━━ Stored rows

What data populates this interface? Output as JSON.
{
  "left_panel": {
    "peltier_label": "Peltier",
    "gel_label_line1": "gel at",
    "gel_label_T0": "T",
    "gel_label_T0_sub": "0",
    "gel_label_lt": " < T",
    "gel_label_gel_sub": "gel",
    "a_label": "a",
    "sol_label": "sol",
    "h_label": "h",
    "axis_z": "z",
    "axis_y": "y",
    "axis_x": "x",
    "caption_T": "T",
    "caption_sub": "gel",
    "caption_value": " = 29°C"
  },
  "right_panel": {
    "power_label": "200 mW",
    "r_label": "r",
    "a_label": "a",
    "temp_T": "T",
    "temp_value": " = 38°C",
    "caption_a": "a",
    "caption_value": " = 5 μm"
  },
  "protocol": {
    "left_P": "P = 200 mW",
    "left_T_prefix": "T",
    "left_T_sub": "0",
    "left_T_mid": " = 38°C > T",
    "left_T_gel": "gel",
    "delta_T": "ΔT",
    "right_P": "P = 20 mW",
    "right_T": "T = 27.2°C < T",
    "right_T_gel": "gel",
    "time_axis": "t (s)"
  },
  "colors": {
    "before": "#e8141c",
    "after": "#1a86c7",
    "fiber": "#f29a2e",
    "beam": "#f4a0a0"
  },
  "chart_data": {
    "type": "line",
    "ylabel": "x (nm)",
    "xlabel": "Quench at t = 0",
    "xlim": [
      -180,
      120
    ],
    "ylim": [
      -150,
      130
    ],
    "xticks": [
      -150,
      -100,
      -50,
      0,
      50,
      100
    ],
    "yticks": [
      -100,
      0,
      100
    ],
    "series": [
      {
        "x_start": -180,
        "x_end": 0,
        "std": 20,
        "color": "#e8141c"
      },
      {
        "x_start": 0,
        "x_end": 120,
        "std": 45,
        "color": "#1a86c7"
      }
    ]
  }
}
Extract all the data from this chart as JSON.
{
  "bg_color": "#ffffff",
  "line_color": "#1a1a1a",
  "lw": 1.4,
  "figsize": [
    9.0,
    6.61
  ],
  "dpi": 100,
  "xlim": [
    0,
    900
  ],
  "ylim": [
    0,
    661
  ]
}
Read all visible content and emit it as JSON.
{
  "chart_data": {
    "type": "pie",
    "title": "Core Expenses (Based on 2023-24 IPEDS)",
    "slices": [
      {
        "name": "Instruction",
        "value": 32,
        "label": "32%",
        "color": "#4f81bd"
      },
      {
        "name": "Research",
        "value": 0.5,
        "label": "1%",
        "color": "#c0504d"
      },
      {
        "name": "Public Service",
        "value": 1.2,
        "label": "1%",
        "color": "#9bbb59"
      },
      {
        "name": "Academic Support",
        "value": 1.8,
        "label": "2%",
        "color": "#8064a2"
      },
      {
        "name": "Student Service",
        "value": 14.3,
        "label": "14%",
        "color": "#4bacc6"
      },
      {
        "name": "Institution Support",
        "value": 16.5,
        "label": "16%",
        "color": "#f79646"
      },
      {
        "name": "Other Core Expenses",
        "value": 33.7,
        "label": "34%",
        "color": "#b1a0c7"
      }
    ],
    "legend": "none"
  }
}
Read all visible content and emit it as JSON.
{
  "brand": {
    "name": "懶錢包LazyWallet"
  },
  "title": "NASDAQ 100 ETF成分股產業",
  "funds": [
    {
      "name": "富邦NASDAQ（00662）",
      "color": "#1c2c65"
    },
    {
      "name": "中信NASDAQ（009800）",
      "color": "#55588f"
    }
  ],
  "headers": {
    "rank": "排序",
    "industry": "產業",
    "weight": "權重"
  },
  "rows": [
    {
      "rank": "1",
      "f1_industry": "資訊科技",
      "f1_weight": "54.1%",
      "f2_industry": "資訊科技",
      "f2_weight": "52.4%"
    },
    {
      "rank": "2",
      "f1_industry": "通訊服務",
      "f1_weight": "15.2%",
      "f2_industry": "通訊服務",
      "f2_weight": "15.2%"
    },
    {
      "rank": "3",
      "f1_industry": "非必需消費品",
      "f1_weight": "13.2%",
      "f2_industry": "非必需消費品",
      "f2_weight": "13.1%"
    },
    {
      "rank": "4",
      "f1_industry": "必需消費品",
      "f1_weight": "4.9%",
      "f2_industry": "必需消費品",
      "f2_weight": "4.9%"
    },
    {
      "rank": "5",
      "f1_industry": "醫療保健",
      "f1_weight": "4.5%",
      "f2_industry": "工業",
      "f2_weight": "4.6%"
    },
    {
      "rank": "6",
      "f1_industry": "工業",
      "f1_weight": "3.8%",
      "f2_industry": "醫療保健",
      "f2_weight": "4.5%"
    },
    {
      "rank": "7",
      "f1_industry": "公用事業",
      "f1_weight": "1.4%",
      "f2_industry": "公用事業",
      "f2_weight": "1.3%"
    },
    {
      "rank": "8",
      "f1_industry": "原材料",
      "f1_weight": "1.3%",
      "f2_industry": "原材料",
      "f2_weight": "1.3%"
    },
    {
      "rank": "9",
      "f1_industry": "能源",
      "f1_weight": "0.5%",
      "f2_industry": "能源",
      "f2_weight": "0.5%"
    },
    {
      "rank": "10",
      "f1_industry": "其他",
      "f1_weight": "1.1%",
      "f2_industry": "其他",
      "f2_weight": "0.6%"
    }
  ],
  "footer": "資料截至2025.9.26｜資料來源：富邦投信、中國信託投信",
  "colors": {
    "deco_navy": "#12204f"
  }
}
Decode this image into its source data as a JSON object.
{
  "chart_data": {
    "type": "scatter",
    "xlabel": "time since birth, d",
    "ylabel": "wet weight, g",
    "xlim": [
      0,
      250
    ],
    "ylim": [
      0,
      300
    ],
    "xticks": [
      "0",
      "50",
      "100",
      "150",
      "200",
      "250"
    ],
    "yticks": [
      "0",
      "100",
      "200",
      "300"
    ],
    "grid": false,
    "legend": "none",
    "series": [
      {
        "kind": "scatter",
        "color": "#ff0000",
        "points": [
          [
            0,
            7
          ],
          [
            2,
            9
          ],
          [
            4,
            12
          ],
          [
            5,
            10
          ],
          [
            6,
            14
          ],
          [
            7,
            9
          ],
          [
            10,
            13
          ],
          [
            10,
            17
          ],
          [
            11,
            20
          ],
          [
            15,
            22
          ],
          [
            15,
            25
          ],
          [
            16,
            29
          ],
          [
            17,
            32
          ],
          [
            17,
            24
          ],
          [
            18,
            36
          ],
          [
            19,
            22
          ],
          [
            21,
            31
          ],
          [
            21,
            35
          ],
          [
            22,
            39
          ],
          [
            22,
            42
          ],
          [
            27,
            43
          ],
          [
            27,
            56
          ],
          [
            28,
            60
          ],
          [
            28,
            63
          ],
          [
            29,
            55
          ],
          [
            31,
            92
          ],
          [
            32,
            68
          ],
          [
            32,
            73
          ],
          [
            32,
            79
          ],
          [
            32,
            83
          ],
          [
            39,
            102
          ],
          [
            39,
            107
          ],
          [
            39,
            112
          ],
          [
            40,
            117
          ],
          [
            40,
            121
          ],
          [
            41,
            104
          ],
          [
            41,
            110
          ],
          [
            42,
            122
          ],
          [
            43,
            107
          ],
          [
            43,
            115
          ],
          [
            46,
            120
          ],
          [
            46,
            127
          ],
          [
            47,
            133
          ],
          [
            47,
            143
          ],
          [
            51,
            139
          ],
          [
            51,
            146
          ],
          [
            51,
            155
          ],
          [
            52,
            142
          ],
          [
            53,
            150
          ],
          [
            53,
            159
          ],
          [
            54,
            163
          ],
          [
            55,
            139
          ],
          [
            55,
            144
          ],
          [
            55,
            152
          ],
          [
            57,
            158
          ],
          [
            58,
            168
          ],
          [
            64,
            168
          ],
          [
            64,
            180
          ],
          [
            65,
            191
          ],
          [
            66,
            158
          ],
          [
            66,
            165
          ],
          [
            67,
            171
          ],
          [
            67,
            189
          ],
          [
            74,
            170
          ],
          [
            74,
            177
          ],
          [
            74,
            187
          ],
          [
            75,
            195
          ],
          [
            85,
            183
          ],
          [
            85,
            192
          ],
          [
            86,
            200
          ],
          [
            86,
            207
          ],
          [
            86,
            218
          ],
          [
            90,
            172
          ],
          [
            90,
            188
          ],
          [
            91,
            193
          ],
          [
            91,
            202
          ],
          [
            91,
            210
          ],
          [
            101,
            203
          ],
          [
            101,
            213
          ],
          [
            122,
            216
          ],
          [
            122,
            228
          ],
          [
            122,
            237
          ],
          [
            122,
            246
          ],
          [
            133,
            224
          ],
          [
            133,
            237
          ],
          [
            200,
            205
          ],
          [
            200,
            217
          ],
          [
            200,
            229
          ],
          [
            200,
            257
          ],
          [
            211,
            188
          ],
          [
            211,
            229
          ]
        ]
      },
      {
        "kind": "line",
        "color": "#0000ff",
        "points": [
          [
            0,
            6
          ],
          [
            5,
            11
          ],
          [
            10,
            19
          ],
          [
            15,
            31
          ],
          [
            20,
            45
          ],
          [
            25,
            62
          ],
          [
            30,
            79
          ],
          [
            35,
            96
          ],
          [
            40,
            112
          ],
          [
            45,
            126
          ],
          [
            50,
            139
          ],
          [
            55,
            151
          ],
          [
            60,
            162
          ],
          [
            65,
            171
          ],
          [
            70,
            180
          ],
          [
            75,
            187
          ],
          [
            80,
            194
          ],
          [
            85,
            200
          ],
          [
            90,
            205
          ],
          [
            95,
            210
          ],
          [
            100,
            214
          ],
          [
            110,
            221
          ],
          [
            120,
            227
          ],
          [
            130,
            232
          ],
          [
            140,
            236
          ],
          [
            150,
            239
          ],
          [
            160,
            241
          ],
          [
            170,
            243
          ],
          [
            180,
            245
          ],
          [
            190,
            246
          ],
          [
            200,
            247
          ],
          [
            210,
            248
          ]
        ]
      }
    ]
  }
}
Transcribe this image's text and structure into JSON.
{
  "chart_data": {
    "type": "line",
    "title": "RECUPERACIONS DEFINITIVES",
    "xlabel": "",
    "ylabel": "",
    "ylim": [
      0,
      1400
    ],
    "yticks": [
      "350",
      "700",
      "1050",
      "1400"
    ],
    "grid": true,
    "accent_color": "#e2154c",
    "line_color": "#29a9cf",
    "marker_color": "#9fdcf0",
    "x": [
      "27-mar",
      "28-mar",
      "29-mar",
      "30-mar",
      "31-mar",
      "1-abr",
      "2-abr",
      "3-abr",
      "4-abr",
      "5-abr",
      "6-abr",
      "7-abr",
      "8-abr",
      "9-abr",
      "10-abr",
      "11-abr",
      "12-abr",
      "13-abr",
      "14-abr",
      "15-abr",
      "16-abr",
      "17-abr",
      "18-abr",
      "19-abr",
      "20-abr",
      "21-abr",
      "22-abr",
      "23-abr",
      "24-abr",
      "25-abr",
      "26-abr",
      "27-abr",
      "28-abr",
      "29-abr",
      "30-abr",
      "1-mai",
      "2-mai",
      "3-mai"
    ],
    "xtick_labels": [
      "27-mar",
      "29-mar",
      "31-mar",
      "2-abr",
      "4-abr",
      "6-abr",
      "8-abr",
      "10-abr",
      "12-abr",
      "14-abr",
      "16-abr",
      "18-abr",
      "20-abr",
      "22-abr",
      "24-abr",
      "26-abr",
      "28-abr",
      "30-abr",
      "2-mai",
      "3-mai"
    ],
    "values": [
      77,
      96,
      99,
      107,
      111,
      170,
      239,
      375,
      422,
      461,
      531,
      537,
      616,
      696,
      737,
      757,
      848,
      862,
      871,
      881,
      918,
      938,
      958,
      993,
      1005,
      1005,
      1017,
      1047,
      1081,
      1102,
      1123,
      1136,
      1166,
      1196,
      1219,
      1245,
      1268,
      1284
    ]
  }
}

━━━━

§ Exercise task:
Tally the lines above containing "this". Answer with the count only.

§ The reply:
4